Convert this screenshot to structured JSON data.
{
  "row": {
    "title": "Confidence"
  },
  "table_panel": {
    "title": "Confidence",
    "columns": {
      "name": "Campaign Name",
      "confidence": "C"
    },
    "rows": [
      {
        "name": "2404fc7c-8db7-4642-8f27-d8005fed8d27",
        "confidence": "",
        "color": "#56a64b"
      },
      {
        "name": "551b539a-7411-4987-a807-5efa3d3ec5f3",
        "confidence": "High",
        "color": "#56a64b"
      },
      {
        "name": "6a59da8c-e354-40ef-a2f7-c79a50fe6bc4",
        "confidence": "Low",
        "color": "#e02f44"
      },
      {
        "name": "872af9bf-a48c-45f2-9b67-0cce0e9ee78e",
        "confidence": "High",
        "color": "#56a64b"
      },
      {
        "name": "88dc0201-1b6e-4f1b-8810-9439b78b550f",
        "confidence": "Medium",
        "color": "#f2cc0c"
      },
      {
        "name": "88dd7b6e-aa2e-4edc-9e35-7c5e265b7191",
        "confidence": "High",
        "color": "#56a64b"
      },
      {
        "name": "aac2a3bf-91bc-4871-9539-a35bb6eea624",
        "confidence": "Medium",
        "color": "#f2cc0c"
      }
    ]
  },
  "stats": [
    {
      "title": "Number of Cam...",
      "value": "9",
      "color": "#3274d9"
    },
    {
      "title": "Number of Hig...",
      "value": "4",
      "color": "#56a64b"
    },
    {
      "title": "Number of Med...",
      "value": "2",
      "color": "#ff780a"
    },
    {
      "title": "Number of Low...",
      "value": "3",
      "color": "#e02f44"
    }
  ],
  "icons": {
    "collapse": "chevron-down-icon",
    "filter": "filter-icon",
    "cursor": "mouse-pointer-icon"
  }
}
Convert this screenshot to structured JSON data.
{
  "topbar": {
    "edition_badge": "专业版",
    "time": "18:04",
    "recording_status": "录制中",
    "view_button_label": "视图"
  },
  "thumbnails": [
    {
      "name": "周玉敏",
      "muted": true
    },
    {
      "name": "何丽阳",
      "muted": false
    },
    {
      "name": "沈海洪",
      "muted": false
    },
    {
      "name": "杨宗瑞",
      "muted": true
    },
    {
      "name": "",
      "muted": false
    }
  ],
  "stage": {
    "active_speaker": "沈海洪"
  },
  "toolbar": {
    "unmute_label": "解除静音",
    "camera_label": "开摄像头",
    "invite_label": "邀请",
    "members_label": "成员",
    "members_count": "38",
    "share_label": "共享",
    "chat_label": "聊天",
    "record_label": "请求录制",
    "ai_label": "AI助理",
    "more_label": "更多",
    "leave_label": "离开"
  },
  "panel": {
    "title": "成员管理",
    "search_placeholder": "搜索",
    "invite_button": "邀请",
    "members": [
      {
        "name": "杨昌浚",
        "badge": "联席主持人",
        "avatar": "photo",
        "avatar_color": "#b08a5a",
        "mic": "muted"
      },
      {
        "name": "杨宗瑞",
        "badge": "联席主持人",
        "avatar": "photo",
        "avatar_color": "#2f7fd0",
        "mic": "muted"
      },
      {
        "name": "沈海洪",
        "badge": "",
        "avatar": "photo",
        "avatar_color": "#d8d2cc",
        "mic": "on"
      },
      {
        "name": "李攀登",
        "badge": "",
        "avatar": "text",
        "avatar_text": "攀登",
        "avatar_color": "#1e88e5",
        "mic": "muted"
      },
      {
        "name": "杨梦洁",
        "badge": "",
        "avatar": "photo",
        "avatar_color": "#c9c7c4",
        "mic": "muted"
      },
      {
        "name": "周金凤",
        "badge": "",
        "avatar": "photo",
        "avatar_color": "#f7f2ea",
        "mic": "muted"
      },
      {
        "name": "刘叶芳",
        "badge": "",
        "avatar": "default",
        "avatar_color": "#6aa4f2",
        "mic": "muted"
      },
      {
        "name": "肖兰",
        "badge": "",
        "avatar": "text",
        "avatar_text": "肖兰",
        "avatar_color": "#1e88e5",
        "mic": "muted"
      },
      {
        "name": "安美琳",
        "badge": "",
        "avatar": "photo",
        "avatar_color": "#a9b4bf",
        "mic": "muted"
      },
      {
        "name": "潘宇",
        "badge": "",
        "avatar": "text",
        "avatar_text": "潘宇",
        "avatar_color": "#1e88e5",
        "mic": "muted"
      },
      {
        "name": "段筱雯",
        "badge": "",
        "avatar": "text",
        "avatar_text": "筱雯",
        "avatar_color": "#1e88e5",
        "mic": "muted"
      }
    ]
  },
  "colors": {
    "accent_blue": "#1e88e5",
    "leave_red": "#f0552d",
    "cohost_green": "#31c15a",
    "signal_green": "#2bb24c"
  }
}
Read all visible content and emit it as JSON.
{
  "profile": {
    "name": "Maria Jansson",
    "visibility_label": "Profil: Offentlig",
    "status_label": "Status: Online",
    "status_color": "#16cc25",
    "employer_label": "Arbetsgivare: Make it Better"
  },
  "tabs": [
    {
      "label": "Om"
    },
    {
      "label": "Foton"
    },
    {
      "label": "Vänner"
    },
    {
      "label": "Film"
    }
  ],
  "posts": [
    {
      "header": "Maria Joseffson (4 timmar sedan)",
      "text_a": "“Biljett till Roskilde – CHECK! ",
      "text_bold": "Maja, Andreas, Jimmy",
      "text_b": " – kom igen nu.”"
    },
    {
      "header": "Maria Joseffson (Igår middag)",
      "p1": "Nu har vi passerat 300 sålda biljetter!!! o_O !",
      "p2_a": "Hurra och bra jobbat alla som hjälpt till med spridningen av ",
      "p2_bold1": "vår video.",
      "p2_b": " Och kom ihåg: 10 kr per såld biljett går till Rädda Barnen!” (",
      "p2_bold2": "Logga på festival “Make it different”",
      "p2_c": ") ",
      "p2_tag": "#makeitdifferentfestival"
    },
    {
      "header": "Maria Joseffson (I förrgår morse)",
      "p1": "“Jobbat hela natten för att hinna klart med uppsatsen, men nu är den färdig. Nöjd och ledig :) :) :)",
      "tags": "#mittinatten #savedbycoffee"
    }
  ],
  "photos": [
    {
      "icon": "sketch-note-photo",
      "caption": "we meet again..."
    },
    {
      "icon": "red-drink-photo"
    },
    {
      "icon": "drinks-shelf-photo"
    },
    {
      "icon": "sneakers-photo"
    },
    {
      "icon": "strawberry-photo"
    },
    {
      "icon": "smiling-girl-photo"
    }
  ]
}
● ● ● ● ● ● ●
EXERCISE GOAL.
Output all of the data above without any alteration.

RIGHT ANSWER.
Convert this screenshot to structured JSON data.
{
  "row": {
    "title": "Confidence"
  },
  "table_panel": {
    "title": "Confidence",
    "columns": {
      "name": "Campaign Name",
      "confidence": "C"
    },
    "rows": [
      {
        "name": "2404fc7c-8db7-4642-8f27-d8005fed8d27",
        "confidence": "",
        "color": "#56a64b"
      },
      {
        "name": "551b539a-7411-4987-a807-5efa3d3ec5f3",
        "confidence": "High",
        "color": "#56a64b"
      },
      {
        "name": "6a59da8c-e354-40ef-a2f7-c79a50fe6bc4",
        "confidence": "Low",
        "color": "#e02f44"
      },
      {
        "name": "872af9bf-a48c-45f2-9b67-0cce0e9ee78e",
        "confidence": "High",
        "color": "#56a64b"
      },
      {
        "name": "88dc0201-1b6e-4f1b-8810-9439b78b550f",
        "confidence": "Medium",
        "color": "#f2cc0c"
      },
      {
        "name": "88dd7b6e-aa2e-4edc-9e35-7c5e265b7191",
        "confidence": "High",
        "color": "#56a64b"
      },
      {
        "name": "aac2a3bf-91bc-4871-9539-a35bb6eea624",
        "confidence": "Medium",
        "color": "#f2cc0c"
      }
    ]
  },
  "stats": [
    {
      "title": "Number of Cam...",
      "value": "9",
      "color": "#3274d9"
    },
    {
      "title": "Number of Hig...",
      "value": "4",
      "color": "#56a64b"
    },
    {
      "title": "Number of Med...",
      "value": "2",
      "color": "#ff780a"
    },
    {
      "title": "Number of Low...",
      "value": "3",
      "color": "#e02f44"
    }
  ],
  "icons": {
    "collapse": "chevron-down-icon",
    "filter": "filter-icon",
    "cursor": "mouse-pointer-icon"
  }
}
Convert this screenshot to structured JSON data.
{
  "topbar": {
    "edition_badge": "专业版",
    "time": "18:04",
    "recording_status": "录制中",
    "view_button_label": "视图"
  },
  "thumbnails": [
    {
      "name": "周玉敏",
      "muted": true
    },
    {
      "name": "何丽阳",
      "muted": false
    },
    {
      "name": "沈海洪",
      "muted": false
    },
    {
      "name": "杨宗瑞",
      "muted": true
    },
    {
      "name": "",
      "muted": false
    }
  ],
  "stage": {
    "active_speaker": "沈海洪"
  },
  "toolbar": {
    "unmute_label": "解除静音",
    "camera_label": "开摄像头",
    "invite_label": "邀请",
    "members_label": "成员",
    "members_count": "38",
    "share_label": "共享",
    "chat_label": "聊天",
    "record_label": "请求录制",
    "ai_label": "AI助理",
    "more_label": "更多",
    "leave_label": "离开"
  },
  "panel": {
    "title": "成员管理",
    "search_placeholder": "搜索",
    "invite_button": "邀请",
    "members": [
      {
        "name": "杨昌浚",
        "badge": "联席主持人",
        "avatar": "photo",
        "avatar_color": "#b08a5a",
        "mic": "muted"
      },
      {
        "name": "杨宗瑞",
        "badge": "联席主持人",
        "avatar": "photo",
        "avatar_color": "#2f7fd0",
        "mic": "muted"
      },
      {
        "name": "沈海洪",
        "badge": "",
        "avatar": "photo",
        "avatar_color": "#d8d2cc",
        "mic": "on"
      },
      {
        "name": "李攀登",
        "badge": "",
        "avatar": "text",
        "avatar_text": "攀登",
        "avatar_color": "#1e88e5",
        "mic": "muted"
      },
      {
        "name": "杨梦洁",
        "badge": "",
        "avatar": "photo",
        "avatar_color": "#c9c7c4",
        "mic": "muted"
      },
      {
        "name": "周金凤",
        "badge": "",
        "avatar": "photo",
        "avatar_color": "#f7f2ea",
        "mic": "muted"
      },
      {
        "name": "刘叶芳",
        "badge": "",
        "avatar": "default",
        "avatar_color": "#6aa4f2",
        "mic": "muted"
      },
      {
        "name": "肖兰",
        "badge": "",
        "avatar": "text",
        "avatar_text": "肖兰",
        "avatar_color": "#1e88e5",
        "mic": "muted"
      },
      {
        "name": "安美琳",
        "badge": "",
        "avatar": "photo",
        "avatar_color": "#a9b4bf",
        "mic": "muted"
      },
      {
        "name": "潘宇",
        "badge": "",
        "avatar": "text",
        "avatar_text": "潘宇",
        "avatar_color": "#1e88e5",
        "mic": "muted"
      },
      {
        "name": "段筱雯",
        "badge": "",
        "avatar": "text",
        "avatar_text": "筱雯",
        "avatar_color": "#1e88e5",
        "mic": "muted"
      }
    ]
  },
  "colors": {
    "accent_blue": "#1e88e5",
    "leave_red": "#f0552d",
    "cohost_green": "#31c15a",
    "signal_green": "#2bb24c"
  }
}
Read all visible content and emit it as JSON.
{
  "profile": {
    "name": "Maria Jansson",
    "visibility_label": "Profil: Offentlig",
    "status_label": "Status: Online",
    "status_color": "#16cc25",
    "employer_label": "Arbetsgivare: Make it Better"
  },
  "tabs": [
    {
      "label": "Om"
    },
    {
      "label": "Foton"
    },
    {
      "label": "Vänner"
    },
    {
      "label": "Film"
    }
  ],
  "posts": [
    {
      "header": "Maria Joseffson (4 timmar sedan)",
      "text_a": "“Biljett till Roskilde – CHECK! ",
      "text_bold": "Maja, Andreas, Jimmy",
      "text_b": " – kom igen nu.”"
    },
    {
      "header": "Maria Joseffson (Igår middag)",
      "p1": "Nu har vi passerat 300 sålda biljetter!!! o_O !",
      "p2_a": "Hurra och bra jobbat alla som hjälpt till med spridningen av ",
      "p2_bold1": "vår video.",
      "p2_b": " Och kom ihåg: 10 kr per såld biljett går till Rädda Barnen!” (",
      "p2_bold2": "Logga på festival “Make it different”",
      "p2_c": ") ",
      "p2_tag": "#makeitdifferentfestival"
    },
    {
      "header": "Maria Joseffson (I förrgår morse)",
      "p1": "“Jobbat hela natten för att hinna klart med uppsatsen, men nu är den färdig. Nöjd och ledig :) :) :)",
      "tags": "#mittinatten #savedbycoffee"
    }
  ],
  "photos": [
    {
      "icon": "sketch-note-photo",
      "caption": "we meet again..."
    },
    {
      "icon": "red-drink-photo"
    },
    {
      "icon": "drinks-shelf-photo"
    },
    {
      "icon": "sneakers-photo"
    },
    {
      "icon": "strawberry-photo"
    },
    {
      "icon": "smiling-girl-photo"
    }
  ]
}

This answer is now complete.